[What is expected] Determine how many lines include the word "绿遍山原白满川", then give that number and nothing more.

[Source data]
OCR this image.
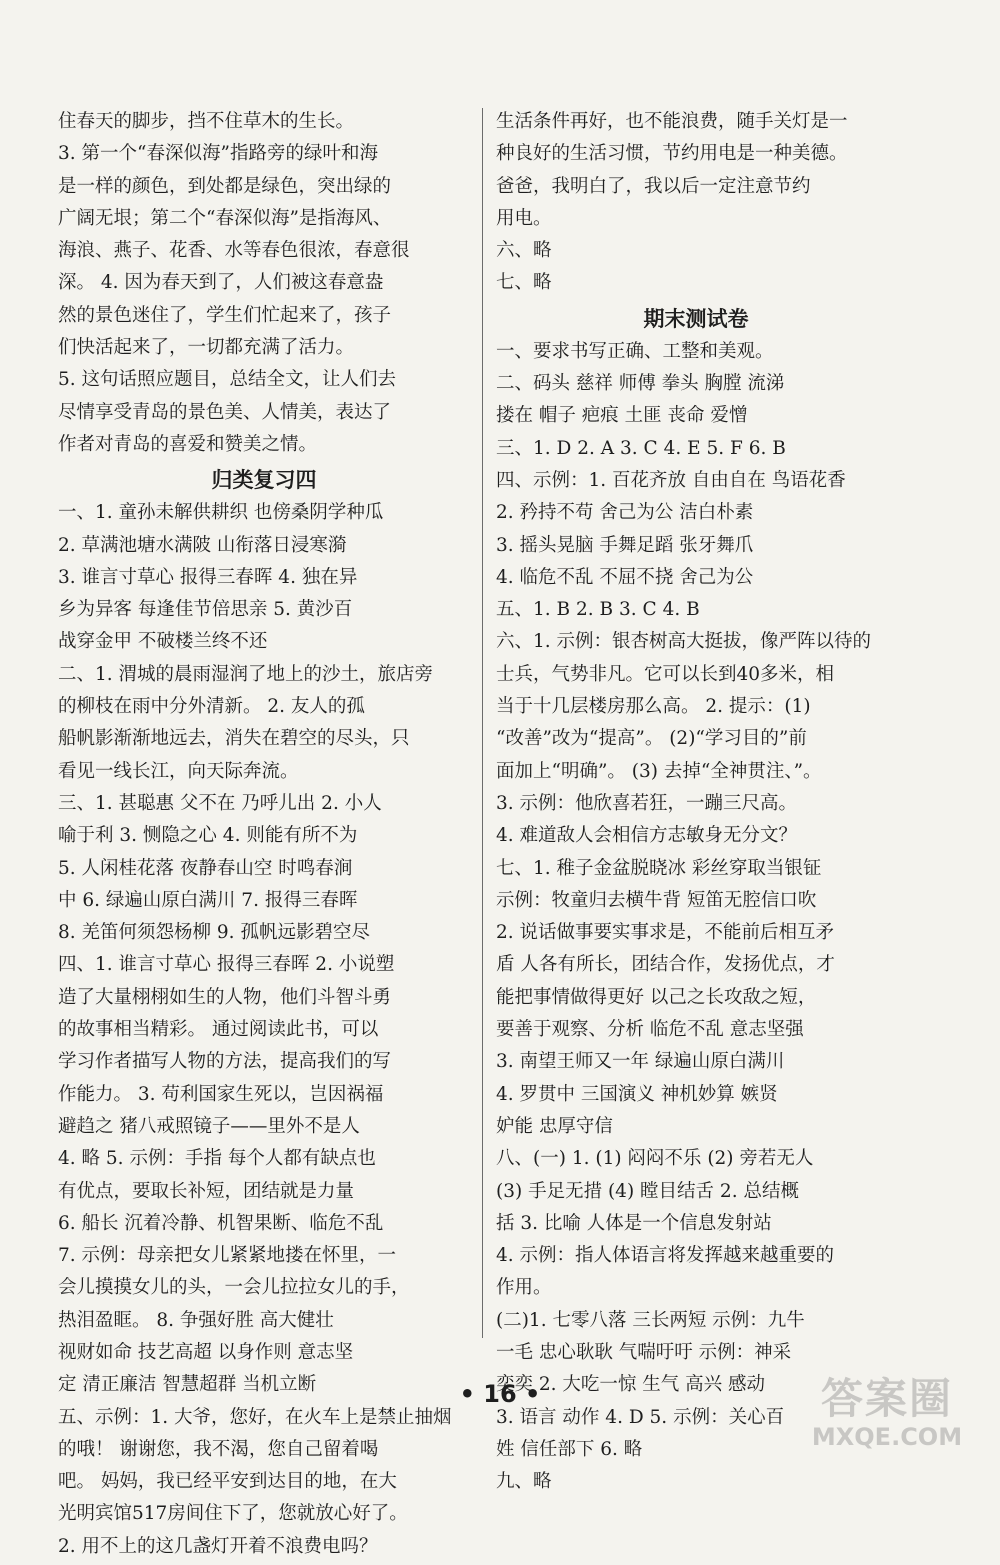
住春天的脚步，挡不住草木的生长。
3. 第一个“春深似海”指路旁的绿叶和海
是一样的颜色，到处都是绿色，突出绿的
广阔无垠；第二个“春深似海”是指海风、
海浪、燕子、花香、水等春色很浓，春意很
深。 4. 因为春天到了，人们被这春意盎
然的景色迷住了，学生们忙起来了，孩子
们快活起来了，一切都充满了活力。
5. 这句话照应题目，总结全文，让人们去
尽情享受青岛的景色美、人情美，表达了
作者对青岛的喜爱和赞美之情。
归类复习四
一、1. 童孙未解供耕织 也傍桑阴学种瓜
2. 草满池塘水满陂 山衔落日浸寒漪
3. 谁言寸草心 报得三春晖 4. 独在异
乡为异客 每逢佳节倍思亲 5. 黄沙百
战穿金甲 不破楼兰终不还
二、1. 渭城的晨雨湿润了地上的沙土，旅店旁
的柳枝在雨中分外清新。 2. 友人的孤
船帆影渐渐地远去，消失在碧空的尽头，只
看见一线长江，向天际奔流。
三、1. 甚聪惠 父不在 乃呼儿出 2. 小人
喻于利 3. 恻隐之心 4. 则能有所不为
5. 人闲桂花落 夜静春山空 时鸣春涧
中 6. 绿遍山原白满川 7. 报得三春晖
8. 羌笛何须怨杨柳 9. 孤帆远影碧空尽
四、1. 谁言寸草心 报得三春晖 2. 小说塑
造了大量栩栩如生的人物，他们斗智斗勇
的故事相当精彩。 通过阅读此书，可以
学习作者描写人物的方法，提高我们的写
作能力。 3. 苟利国家生死以，岂因祸福
避趋之 猪八戒照镜子——里外不是人
4. 略 5. 示例：手指 每个人都有缺点也
有优点，要取长补短，团结就是力量
6. 船长 沉着冷静、机智果断、临危不乱
7. 示例：母亲把女儿紧紧地搂在怀里，一
会儿摸摸女儿的头，一会儿拉拉女儿的手，
热泪盈眶。 8. 争强好胜 高大健壮
视财如命 技艺高超 以身作则 意志坚
定 清正廉洁 智慧超群 当机立断
五、示例：1. 大爷，您好，在火车上是禁止抽烟
的哦！ 谢谢您，我不渴，您自己留着喝
吧。 妈妈，我已经平安到达目的地，在大
光明宾馆517房间住下了，您就放心好了。
2. 用不上的这几盏灯开着不浪费电吗？
生活条件再好，也不能浪费，随手关灯是一
种良好的生活习惯，节约用电是一种美德。
爸爸，我明白了，我以后一定注意节约
用电。
六、略
七、略
期末测试卷
一、要求书写正确、工整和美观。
二、码头 慈祥 师傅 拳头 胸膛 流涕
搂在 帽子 疤痕 土匪 丧命 爱憎
三、1. D 2. A 3. C 4. E 5. F 6. B
四、示例：1. 百花齐放 自由自在 鸟语花香
2. 矜持不苟 舍己为公 洁白朴素
3. 摇头晃脑 手舞足蹈 张牙舞爪
4. 临危不乱 不屈不挠 舍己为公
五、1. B 2. B 3. C 4. B
六、1. 示例：银杏树高大挺拔，像严阵以待的
士兵，气势非凡。它可以长到40多米，相
当于十几层楼房那么高。 2. 提示：(1)
“改善”改为“提高”。 (2)“学习目的”前
面加上“明确”。 (3) 去掉“全神贯注、”。
3. 示例：他欣喜若狂，一蹦三尺高。
4. 难道敌人会相信方志敏身无分文？
七、1. 稚子金盆脱晓冰 彩丝穿取当银钲
示例：牧童归去横牛背 短笛无腔信口吹
2. 说话做事要实事求是，不能前后相互矛
盾 人各有所长，团结合作，发扬优点，才
能把事情做得更好 以己之长攻敌之短，
要善于观察、分析 临危不乱 意志坚强
3. 南望王师又一年 绿遍山原白满川
4. 罗贯中 三国演义 神机妙算 嫉贤
妒能 忠厚守信
八、(一) 1. (1) 闷闷不乐 (2) 旁若无人
(3) 手足无措 (4) 瞠目结舌 2. 总结概
括 3. 比喻 人体是一个信息发射站
4. 示例：指人体语言将发挥越来越重要的
作用。
(二)1. 七零八落 三长两短 示例：九牛
一毛 忠心耿耿 气喘吁吁 示例：神采
奕奕 2. 大吃一惊 生气 高兴 感动
3. 语言 动作 4. D 5. 示例：关心百
姓 信任部下 6. 略
九、略
• 16 •	答案圈
MXQE.COM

[The completed task] 2